EXTRACTED RECORDS =

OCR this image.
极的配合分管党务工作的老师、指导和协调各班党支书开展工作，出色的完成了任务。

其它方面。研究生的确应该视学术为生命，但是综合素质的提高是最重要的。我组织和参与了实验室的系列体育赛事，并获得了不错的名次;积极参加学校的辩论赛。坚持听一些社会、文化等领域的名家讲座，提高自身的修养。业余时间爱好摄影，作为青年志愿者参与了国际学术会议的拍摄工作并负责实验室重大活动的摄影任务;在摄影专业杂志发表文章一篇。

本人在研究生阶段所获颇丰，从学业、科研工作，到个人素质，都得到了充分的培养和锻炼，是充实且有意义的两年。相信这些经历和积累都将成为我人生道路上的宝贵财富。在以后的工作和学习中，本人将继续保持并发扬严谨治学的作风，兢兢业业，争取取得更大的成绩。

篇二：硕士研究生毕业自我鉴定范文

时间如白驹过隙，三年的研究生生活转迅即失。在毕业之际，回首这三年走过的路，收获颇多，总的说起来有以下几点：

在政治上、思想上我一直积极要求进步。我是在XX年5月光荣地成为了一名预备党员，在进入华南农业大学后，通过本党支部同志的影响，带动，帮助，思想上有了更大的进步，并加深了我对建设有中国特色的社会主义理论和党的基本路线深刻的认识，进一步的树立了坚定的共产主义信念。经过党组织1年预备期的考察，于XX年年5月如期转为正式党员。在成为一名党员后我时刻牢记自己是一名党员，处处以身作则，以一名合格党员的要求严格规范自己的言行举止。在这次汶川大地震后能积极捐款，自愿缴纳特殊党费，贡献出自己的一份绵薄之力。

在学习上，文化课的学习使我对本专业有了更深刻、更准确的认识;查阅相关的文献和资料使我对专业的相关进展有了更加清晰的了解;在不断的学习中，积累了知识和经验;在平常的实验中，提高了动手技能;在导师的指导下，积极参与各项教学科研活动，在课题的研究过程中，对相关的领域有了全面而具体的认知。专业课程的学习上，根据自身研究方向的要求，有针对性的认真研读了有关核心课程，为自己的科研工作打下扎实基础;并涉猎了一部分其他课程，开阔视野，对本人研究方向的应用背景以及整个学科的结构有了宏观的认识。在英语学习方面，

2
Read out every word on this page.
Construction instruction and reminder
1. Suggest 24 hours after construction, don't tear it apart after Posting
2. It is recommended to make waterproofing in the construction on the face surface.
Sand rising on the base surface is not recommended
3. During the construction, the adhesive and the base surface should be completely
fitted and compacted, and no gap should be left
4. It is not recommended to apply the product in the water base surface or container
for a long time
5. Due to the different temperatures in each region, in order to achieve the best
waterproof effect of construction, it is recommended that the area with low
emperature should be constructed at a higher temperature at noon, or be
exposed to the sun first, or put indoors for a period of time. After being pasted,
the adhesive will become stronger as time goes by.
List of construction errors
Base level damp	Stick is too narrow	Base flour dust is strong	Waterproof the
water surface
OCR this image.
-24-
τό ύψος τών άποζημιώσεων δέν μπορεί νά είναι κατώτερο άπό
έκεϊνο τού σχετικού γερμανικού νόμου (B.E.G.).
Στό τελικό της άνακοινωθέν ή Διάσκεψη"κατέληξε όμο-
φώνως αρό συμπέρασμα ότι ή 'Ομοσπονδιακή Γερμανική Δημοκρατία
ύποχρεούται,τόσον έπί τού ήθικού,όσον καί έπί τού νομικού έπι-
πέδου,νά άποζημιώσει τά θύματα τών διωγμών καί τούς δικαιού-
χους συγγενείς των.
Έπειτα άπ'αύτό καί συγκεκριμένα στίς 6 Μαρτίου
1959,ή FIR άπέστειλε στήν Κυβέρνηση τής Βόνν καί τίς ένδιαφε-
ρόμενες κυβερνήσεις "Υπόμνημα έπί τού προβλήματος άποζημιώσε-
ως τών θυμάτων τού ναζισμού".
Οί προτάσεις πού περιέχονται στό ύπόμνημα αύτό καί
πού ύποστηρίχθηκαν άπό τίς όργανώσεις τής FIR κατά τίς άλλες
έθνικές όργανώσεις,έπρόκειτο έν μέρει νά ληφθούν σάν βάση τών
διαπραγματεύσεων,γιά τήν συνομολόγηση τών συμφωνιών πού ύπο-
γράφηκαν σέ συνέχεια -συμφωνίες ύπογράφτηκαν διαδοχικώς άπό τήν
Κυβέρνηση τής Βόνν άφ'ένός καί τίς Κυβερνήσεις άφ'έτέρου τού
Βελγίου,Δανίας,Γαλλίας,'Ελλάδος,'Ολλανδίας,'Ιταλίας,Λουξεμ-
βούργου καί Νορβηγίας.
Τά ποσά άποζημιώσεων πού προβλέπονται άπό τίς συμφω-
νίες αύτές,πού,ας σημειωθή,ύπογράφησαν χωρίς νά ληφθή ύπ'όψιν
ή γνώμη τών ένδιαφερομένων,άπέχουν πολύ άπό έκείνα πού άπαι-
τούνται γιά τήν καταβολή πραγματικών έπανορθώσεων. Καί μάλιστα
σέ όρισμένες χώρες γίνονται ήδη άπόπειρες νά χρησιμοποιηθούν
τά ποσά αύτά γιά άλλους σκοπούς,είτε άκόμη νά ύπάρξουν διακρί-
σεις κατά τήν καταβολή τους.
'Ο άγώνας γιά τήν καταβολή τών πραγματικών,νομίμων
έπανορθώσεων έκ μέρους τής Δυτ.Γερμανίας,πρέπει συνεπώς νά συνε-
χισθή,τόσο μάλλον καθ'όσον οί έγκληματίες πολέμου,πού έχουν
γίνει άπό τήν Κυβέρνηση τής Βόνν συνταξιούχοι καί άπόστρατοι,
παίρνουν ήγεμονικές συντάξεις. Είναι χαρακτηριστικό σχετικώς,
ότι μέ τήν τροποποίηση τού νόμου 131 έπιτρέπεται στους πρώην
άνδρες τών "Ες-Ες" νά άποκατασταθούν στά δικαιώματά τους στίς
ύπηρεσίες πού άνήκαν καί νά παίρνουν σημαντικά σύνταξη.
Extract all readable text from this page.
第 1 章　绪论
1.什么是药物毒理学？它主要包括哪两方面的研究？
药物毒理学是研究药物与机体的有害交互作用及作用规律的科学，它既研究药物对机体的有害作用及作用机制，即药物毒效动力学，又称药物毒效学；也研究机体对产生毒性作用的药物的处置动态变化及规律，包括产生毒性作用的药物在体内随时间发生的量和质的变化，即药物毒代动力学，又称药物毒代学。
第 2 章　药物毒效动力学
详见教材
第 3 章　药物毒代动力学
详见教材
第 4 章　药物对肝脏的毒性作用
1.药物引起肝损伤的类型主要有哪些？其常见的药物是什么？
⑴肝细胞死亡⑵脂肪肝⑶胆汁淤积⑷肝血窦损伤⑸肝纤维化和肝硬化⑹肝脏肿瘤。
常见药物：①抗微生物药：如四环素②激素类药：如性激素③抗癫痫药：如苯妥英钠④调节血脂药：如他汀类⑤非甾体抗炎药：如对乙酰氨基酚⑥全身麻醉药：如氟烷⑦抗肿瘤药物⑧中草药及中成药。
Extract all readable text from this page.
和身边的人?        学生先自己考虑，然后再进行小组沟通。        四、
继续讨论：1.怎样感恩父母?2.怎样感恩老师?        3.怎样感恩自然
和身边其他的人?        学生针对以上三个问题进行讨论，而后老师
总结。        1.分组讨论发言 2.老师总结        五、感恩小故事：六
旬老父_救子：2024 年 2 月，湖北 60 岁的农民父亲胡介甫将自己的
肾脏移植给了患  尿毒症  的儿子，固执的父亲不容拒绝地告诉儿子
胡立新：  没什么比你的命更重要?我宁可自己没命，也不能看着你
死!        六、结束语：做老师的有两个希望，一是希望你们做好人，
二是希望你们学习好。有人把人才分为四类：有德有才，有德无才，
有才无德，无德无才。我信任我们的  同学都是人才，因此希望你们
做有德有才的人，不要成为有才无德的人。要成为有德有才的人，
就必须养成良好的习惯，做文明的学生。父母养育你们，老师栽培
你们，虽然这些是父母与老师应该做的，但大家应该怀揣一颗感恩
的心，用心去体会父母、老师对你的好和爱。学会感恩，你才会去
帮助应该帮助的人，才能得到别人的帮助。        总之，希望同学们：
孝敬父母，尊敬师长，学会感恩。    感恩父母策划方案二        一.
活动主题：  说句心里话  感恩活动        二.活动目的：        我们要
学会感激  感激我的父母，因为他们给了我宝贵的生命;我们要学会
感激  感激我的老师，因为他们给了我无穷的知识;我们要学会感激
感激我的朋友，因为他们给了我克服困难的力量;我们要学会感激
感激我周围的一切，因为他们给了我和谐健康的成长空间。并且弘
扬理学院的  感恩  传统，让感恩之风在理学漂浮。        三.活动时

SET PROBLEM = Copy out each line of the records where the string "όσον" appears.

TASK RESULT =
ύποχρεούται,τόσον έπί τού ήθικού,όσον καί έπί τού νομικού έπι-
χισθή,τόσο μάλλον καθ'όσον οί έγκληματίες πολέμου,πού έχουν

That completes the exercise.